● EXERCISE DIRECTIONS: From the entries below, copy every line holding the word "title".

--- START RECORDS FOR THE EXERCISE ---

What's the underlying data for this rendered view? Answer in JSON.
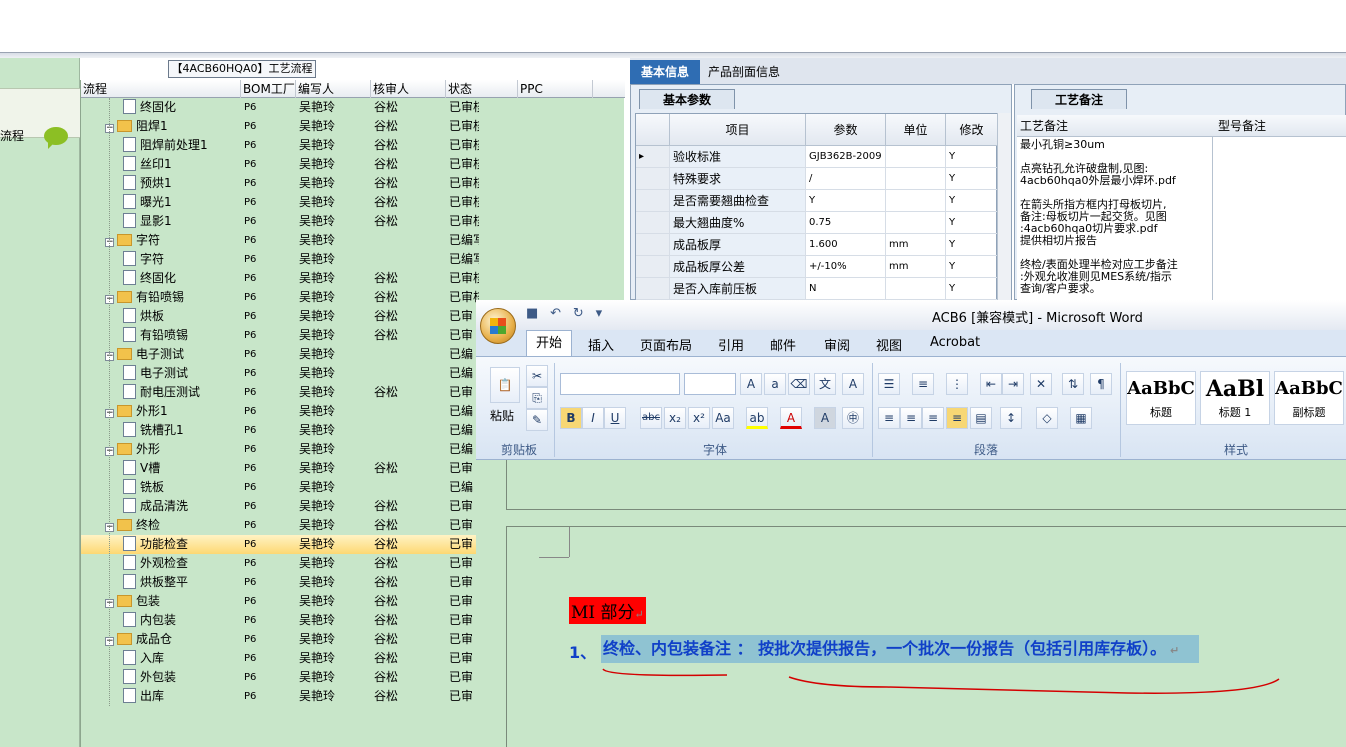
{
  "left_strip": {
    "label": "流程"
  },
  "tree": {
    "title": "【4ACB60HQA0】工艺流程",
    "columns": [
      "流程",
      "BOM工厂",
      "编写人",
      "核审人",
      "状态",
      "PPC"
    ],
    "rows": [
      {
        "name": "终固化",
        "level": 2,
        "folder": false,
        "bom": "P6",
        "editor": "吴艳玲",
        "reviewer": "谷松",
        "status": "已审核"
      },
      {
        "name": "阻焊1",
        "level": 1,
        "folder": true,
        "bom": "P6",
        "editor": "吴艳玲",
        "reviewer": "谷松",
        "status": "已审核"
      },
      {
        "name": "阻焊前处理1",
        "level": 2,
        "folder": false,
        "bom": "P6",
        "editor": "吴艳玲",
        "reviewer": "谷松",
        "status": "已审核"
      },
      {
        "name": "丝印1",
        "level": 2,
        "folder": false,
        "bom": "P6",
        "editor": "吴艳玲",
        "reviewer": "谷松",
        "status": "已审核"
      },
      {
        "name": "预烘1",
        "level": 2,
        "folder": false,
        "bom": "P6",
        "editor": "吴艳玲",
        "reviewer": "谷松",
        "status": "已审核"
      },
      {
        "name": "曝光1",
        "level": 2,
        "folder": false,
        "bom": "P6",
        "editor": "吴艳玲",
        "reviewer": "谷松",
        "status": "已审核"
      },
      {
        "name": "显影1",
        "level": 2,
        "folder": false,
        "bom": "P6",
        "editor": "吴艳玲",
        "reviewer": "谷松",
        "status": "已审核"
      },
      {
        "name": "字符",
        "level": 1,
        "folder": true,
        "bom": "P6",
        "editor": "吴艳玲",
        "reviewer": "",
        "status": "已编写"
      },
      {
        "name": "字符",
        "level": 2,
        "folder": false,
        "bom": "P6",
        "editor": "吴艳玲",
        "reviewer": "",
        "status": "已编写"
      },
      {
        "name": "终固化",
        "level": 2,
        "folder": false,
        "bom": "P6",
        "editor": "吴艳玲",
        "reviewer": "谷松",
        "status": "已审核"
      },
      {
        "name": "有铅喷锡",
        "level": 1,
        "folder": true,
        "bom": "P6",
        "editor": "吴艳玲",
        "reviewer": "谷松",
        "status": "已审核"
      },
      {
        "name": "烘板",
        "level": 2,
        "folder": false,
        "bom": "P6",
        "editor": "吴艳玲",
        "reviewer": "谷松",
        "status": "已审"
      },
      {
        "name": "有铅喷锡",
        "level": 2,
        "folder": false,
        "bom": "P6",
        "editor": "吴艳玲",
        "reviewer": "谷松",
        "status": "已审"
      },
      {
        "name": "电子测试",
        "level": 1,
        "folder": true,
        "bom": "P6",
        "editor": "吴艳玲",
        "reviewer": "",
        "status": "已编"
      },
      {
        "name": "电子测试",
        "level": 2,
        "folder": false,
        "bom": "P6",
        "editor": "吴艳玲",
        "reviewer": "",
        "status": "已编"
      },
      {
        "name": "耐电压测试",
        "level": 2,
        "folder": false,
        "bom": "P6",
        "editor": "吴艳玲",
        "reviewer": "谷松",
        "status": "已审"
      },
      {
        "name": "外形1",
        "level": 1,
        "folder": true,
        "bom": "P6",
        "editor": "吴艳玲",
        "reviewer": "",
        "status": "已编"
      },
      {
        "name": "铣槽孔1",
        "level": 2,
        "folder": false,
        "bom": "P6",
        "editor": "吴艳玲",
        "reviewer": "",
        "status": "已编"
      },
      {
        "name": "外形",
        "level": 1,
        "folder": true,
        "bom": "P6",
        "editor": "吴艳玲",
        "reviewer": "",
        "status": "已编"
      },
      {
        "name": "V槽",
        "level": 2,
        "folder": false,
        "bom": "P6",
        "editor": "吴艳玲",
        "reviewer": "谷松",
        "status": "已审"
      },
      {
        "name": "铣板",
        "level": 2,
        "folder": false,
        "bom": "P6",
        "editor": "吴艳玲",
        "reviewer": "",
        "status": "已编"
      },
      {
        "name": "成品清洗",
        "level": 2,
        "folder": false,
        "bom": "P6",
        "editor": "吴艳玲",
        "reviewer": "谷松",
        "status": "已审"
      },
      {
        "name": "终检",
        "level": 1,
        "folder": true,
        "bom": "P6",
        "editor": "吴艳玲",
        "reviewer": "谷松",
        "status": "已审"
      },
      {
        "name": "功能检查",
        "level": 2,
        "folder": false,
        "bom": "P6",
        "editor": "吴艳玲",
        "reviewer": "谷松",
        "status": "已审",
        "selected": true
      },
      {
        "name": "外观检查",
        "level": 2,
        "folder": false,
        "bom": "P6",
        "editor": "吴艳玲",
        "reviewer": "谷松",
        "status": "已审"
      },
      {
        "name": "烘板整平",
        "level": 2,
        "folder": false,
        "bom": "P6",
        "editor": "吴艳玲",
        "reviewer": "谷松",
        "status": "已审"
      },
      {
        "name": "包装",
        "level": 1,
        "folder": true,
        "bom": "P6",
        "editor": "吴艳玲",
        "reviewer": "谷松",
        "status": "已审"
      },
      {
        "name": "内包装",
        "level": 2,
        "folder": false,
        "bom": "P6",
        "editor": "吴艳玲",
        "reviewer": "谷松",
        "status": "已审"
      },
      {
        "name": "成品仓",
        "level": 1,
        "folder": true,
        "bom": "P6",
        "editor": "吴艳玲",
        "reviewer": "谷松",
        "status": "已审"
      },
      {
        "name": "入库",
        "level": 2,
        "folder": false,
        "bom": "P6",
        "editor": "吴艳玲",
        "reviewer": "谷松",
        "status": "已审"
      },
      {
        "name": "外包装",
        "level": 2,
        "folder": false,
        "bom": "P6",
        "editor": "吴艳玲",
        "reviewer": "谷松",
        "status": "已审"
      },
      {
        "name": "出库",
        "level": 2,
        "folder": false,
        "bom": "P6",
        "editor": "吴艳玲",
        "reviewer": "谷松",
        "status": "已审"
      }
    ]
  },
  "info": {
    "tabs": [
      "基本信息",
      "产品剖面信息"
    ],
    "params_tab": "基本参数",
    "params_columns": [
      "项目",
      "参数",
      "单位",
      "修改"
    ],
    "params": [
      {
        "name": "验收标准",
        "value": "GJB362B-2009",
        "unit": "",
        "mod": "Y",
        "current": true
      },
      {
        "name": "特殊要求",
        "value": "/",
        "unit": "",
        "mod": "Y"
      },
      {
        "name": "是否需要翘曲检查",
        "value": "Y",
        "unit": "",
        "mod": "Y"
      },
      {
        "name": "最大翘曲度%",
        "value": "0.75",
        "unit": "",
        "mod": "Y"
      },
      {
        "name": "成品板厚",
        "value": "1.600",
        "unit": "mm",
        "mod": "Y"
      },
      {
        "name": "成品板厚公差",
        "value": "+/-10%",
        "unit": "mm",
        "mod": "Y"
      },
      {
        "name": "是否入库前压板",
        "value": "N",
        "unit": "",
        "mod": "Y"
      }
    ],
    "notes_tab": "工艺备注",
    "notes_columns": [
      "工艺备注",
      "型号备注"
    ],
    "notes_text": "最小孔铜≥30um\n\n点亮钻孔允许破盘制,见图:\n4acb60hqa0外层最小焊环.pdf\n\n在箭头所指方框内打母板切片,\n备注:母板切片一起交货。见图\n:4acb60hqa0切片要求.pdf\n提供相切片报告\n\n终检/表面处理半检对应工步备注\n:外观允收准则见MES系统/指示\n查询/客户要求。"
  },
  "word": {
    "title": "ACB6 [兼容模式] - Microsoft Word",
    "ribbon_tabs": [
      "开始",
      "插入",
      "页面布局",
      "引用",
      "邮件",
      "审阅",
      "视图",
      "Acrobat"
    ],
    "groups": [
      "剪贴板",
      "字体",
      "段落",
      "样式"
    ],
    "paste_label": "粘贴",
    "styles": [
      {
        "sample": "AaBbC",
        "name": "标题"
      },
      {
        "sample": "AaBl",
        "name": "标题 1"
      },
      {
        "sample": "AaBbC",
        "name": "副标题"
      }
    ],
    "doc": {
      "heading": "MI 部分",
      "para_num": "1、",
      "para_text": "终检、内包装备注 ： 按批次提供报告，一个批次一份报告（包括引用库存板）。"
    }
  }
}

--- END RECORDS FOR THE EXERCISE ---

● FULL SOLUTION:
    "title": "【4ACB60HQA0】工艺流程",
    "title": "ACB6 [兼容模式] - Microsoft Word",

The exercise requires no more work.